MATERIAL FOR THE TASK start
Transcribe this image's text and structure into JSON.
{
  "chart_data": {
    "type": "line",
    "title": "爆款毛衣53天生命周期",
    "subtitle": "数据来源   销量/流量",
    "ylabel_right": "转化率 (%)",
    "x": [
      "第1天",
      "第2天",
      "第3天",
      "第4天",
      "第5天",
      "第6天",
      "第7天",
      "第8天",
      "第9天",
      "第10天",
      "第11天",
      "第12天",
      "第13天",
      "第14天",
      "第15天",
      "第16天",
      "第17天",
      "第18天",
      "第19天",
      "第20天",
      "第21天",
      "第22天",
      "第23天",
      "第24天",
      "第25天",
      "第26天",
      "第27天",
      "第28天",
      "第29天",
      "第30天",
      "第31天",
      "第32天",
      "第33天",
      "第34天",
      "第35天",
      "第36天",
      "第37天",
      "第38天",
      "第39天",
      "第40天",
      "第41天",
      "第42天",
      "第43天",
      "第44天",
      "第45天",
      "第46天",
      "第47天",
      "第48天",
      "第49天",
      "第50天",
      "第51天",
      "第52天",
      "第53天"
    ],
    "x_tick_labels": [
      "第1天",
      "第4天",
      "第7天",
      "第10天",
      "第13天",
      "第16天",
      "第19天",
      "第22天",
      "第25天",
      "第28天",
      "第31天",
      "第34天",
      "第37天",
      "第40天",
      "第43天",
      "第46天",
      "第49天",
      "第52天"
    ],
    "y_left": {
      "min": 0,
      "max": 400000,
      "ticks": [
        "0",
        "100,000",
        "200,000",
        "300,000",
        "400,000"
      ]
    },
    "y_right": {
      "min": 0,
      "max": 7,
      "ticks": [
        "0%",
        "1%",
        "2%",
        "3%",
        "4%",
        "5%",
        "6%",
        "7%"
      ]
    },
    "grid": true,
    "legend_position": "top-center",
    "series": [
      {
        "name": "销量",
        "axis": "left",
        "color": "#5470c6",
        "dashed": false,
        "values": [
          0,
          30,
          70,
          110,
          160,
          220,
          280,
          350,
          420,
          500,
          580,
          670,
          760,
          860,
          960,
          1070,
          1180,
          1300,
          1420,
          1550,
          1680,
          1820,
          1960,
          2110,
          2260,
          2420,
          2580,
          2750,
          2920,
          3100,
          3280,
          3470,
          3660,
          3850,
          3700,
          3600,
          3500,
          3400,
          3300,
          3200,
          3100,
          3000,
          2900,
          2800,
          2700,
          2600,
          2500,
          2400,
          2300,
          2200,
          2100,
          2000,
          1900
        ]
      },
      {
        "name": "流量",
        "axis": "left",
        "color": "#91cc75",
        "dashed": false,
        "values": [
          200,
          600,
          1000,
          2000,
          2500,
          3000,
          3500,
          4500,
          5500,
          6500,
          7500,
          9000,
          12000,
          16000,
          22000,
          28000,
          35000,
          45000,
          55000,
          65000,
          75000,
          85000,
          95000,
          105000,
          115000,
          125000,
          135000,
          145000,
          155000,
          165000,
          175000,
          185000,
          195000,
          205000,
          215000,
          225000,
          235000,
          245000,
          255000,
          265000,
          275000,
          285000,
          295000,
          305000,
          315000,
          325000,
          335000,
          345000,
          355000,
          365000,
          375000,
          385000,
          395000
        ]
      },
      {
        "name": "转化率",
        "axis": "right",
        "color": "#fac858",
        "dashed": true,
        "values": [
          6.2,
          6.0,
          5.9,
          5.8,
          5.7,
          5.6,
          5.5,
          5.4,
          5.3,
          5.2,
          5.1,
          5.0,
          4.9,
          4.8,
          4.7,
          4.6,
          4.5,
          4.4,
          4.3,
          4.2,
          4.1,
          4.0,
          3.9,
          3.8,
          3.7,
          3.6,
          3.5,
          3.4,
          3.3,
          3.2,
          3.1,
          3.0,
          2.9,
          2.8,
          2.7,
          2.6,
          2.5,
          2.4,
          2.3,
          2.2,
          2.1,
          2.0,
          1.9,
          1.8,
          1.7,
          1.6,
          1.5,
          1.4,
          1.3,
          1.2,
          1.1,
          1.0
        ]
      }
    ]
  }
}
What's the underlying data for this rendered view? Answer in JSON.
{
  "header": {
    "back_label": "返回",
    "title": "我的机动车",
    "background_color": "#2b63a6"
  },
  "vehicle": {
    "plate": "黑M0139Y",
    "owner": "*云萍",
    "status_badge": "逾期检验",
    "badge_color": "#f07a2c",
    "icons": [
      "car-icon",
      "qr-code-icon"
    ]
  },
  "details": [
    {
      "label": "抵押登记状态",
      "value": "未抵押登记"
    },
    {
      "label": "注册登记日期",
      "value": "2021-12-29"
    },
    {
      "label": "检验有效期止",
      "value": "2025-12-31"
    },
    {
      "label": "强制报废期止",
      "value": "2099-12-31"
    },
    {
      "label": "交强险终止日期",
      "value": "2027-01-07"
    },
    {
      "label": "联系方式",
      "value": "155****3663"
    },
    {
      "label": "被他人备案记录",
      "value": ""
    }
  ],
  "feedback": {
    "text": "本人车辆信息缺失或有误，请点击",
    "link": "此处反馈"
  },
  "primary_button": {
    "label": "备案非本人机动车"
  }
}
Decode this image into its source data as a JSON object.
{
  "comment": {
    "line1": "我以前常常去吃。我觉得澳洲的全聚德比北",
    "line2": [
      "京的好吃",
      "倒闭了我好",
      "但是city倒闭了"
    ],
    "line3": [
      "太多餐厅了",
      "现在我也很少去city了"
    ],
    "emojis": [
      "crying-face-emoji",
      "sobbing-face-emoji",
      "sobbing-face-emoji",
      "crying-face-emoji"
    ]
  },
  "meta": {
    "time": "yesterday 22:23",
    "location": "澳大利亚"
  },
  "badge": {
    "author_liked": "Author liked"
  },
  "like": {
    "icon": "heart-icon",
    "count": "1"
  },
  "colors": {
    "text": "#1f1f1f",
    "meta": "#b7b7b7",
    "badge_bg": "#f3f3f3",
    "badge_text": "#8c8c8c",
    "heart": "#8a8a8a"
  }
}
MATERIAL FOR THE TASK end
GOAL =
Output the whole listing above again, word for word.

TASK RESPONSE =
Transcribe this image's text and structure into JSON.
{
  "chart_data": {
    "type": "line",
    "title": "爆款毛衣53天生命周期",
    "subtitle": "数据来源   销量/流量",
    "ylabel_right": "转化率 (%)",
    "x": [
      "第1天",
      "第2天",
      "第3天",
      "第4天",
      "第5天",
      "第6天",
      "第7天",
      "第8天",
      "第9天",
      "第10天",
      "第11天",
      "第12天",
      "第13天",
      "第14天",
      "第15天",
      "第16天",
      "第17天",
      "第18天",
      "第19天",
      "第20天",
      "第21天",
      "第22天",
      "第23天",
      "第24天",
      "第25天",
      "第26天",
      "第27天",
      "第28天",
      "第29天",
      "第30天",
      "第31天",
      "第32天",
      "第33天",
      "第34天",
      "第35天",
      "第36天",
      "第37天",
      "第38天",
      "第39天",
      "第40天",
      "第41天",
      "第42天",
      "第43天",
      "第44天",
      "第45天",
      "第46天",
      "第47天",
      "第48天",
      "第49天",
      "第50天",
      "第51天",
      "第52天",
      "第53天"
    ],
    "x_tick_labels": [
      "第1天",
      "第4天",
      "第7天",
      "第10天",
      "第13天",
      "第16天",
      "第19天",
      "第22天",
      "第25天",
      "第28天",
      "第31天",
      "第34天",
      "第37天",
      "第40天",
      "第43天",
      "第46天",
      "第49天",
      "第52天"
    ],
    "y_left": {
      "min": 0,
      "max": 400000,
      "ticks": [
        "0",
        "100,000",
        "200,000",
        "300,000",
        "400,000"
      ]
    },
    "y_right": {
      "min": 0,
      "max": 7,
      "ticks": [
        "0%",
        "1%",
        "2%",
        "3%",
        "4%",
        "5%",
        "6%",
        "7%"
      ]
    },
    "grid": true,
    "legend_position": "top-center",
    "series": [
      {
        "name": "销量",
        "axis": "left",
        "color": "#5470c6",
        "dashed": false,
        "values": [
          0,
          30,
          70,
          110,
          160,
          220,
          280,
          350,
          420,
          500,
          580,
          670,
          760,
          860,
          960,
          1070,
          1180,
          1300,
          1420,
          1550,
          1680,
          1820,
          1960,
          2110,
          2260,
          2420,
          2580,
          2750,
          2920,
          3100,
          3280,
          3470,
          3660,
          3850,
          3700,
          3600,
          3500,
          3400,
          3300,
          3200,
          3100,
          3000,
          2900,
          2800,
          2700,
          2600,
          2500,
          2400,
          2300,
          2200,
          2100,
          2000,
          1900
        ]
      },
      {
        "name": "流量",
        "axis": "left",
        "color": "#91cc75",
        "dashed": false,
        "values": [
          200,
          600,
          1000,
          2000,
          2500,
          3000,
          3500,
          4500,
          5500,
          6500,
          7500,
          9000,
          12000,
          16000,
          22000,
          28000,
          35000,
          45000,
          55000,
          65000,
          75000,
          85000,
          95000,
          105000,
          115000,
          125000,
          135000,
          145000,
          155000,
          165000,
          175000,
          185000,
          195000,
          205000,
          215000,
          225000,
          235000,
          245000,
          255000,
          265000,
          275000,
          285000,
          295000,
          305000,
          315000,
          325000,
          335000,
          345000,
          355000,
          365000,
          375000,
          385000,
          395000
        ]
      },
      {
        "name": "转化率",
        "axis": "right",
        "color": "#fac858",
        "dashed": true,
        "values": [
          6.2,
          6.0,
          5.9,
          5.8,
          5.7,
          5.6,
          5.5,
          5.4,
          5.3,
          5.2,
          5.1,
          5.0,
          4.9,
          4.8,
          4.7,
          4.6,
          4.5,
          4.4,
          4.3,
          4.2,
          4.1,
          4.0,
          3.9,
          3.8,
          3.7,
          3.6,
          3.5,
          3.4,
          3.3,
          3.2,
          3.1,
          3.0,
          2.9,
          2.8,
          2.7,
          2.6,
          2.5,
          2.4,
          2.3,
          2.2,
          2.1,
          2.0,
          1.9,
          1.8,
          1.7,
          1.6,
          1.5,
          1.4,
          1.3,
          1.2,
          1.1,
          1.0
        ]
      }
    ]
  }
}
What's the underlying data for this rendered view? Answer in JSON.
{
  "header": {
    "back_label": "返回",
    "title": "我的机动车",
    "background_color": "#2b63a6"
  },
  "vehicle": {
    "plate": "黑M0139Y",
    "owner": "*云萍",
    "status_badge": "逾期检验",
    "badge_color": "#f07a2c",
    "icons": [
      "car-icon",
      "qr-code-icon"
    ]
  },
  "details": [
    {
      "label": "抵押登记状态",
      "value": "未抵押登记"
    },
    {
      "label": "注册登记日期",
      "value": "2021-12-29"
    },
    {
      "label": "检验有效期止",
      "value": "2025-12-31"
    },
    {
      "label": "强制报废期止",
      "value": "2099-12-31"
    },
    {
      "label": "交强险终止日期",
      "value": "2027-01-07"
    },
    {
      "label": "联系方式",
      "value": "155****3663"
    },
    {
      "label": "被他人备案记录",
      "value": ""
    }
  ],
  "feedback": {
    "text": "本人车辆信息缺失或有误，请点击",
    "link": "此处反馈"
  },
  "primary_button": {
    "label": "备案非本人机动车"
  }
}
Decode this image into its source data as a JSON object.
{
  "comment": {
    "line1": "我以前常常去吃。我觉得澳洲的全聚德比北",
    "line2": [
      "京的好吃",
      "倒闭了我好",
      "但是city倒闭了"
    ],
    "line3": [
      "太多餐厅了",
      "现在我也很少去city了"
    ],
    "emojis": [
      "crying-face-emoji",
      "sobbing-face-emoji",
      "sobbing-face-emoji",
      "crying-face-emoji"
    ]
  },
  "meta": {
    "time": "yesterday 22:23",
    "location": "澳大利亚"
  },
  "badge": {
    "author_liked": "Author liked"
  },
  "like": {
    "icon": "heart-icon",
    "count": "1"
  },
  "colors": {
    "text": "#1f1f1f",
    "meta": "#b7b7b7",
    "badge_bg": "#f3f3f3",
    "badge_text": "#8c8c8c",
    "heart": "#8a8a8a"
  }
}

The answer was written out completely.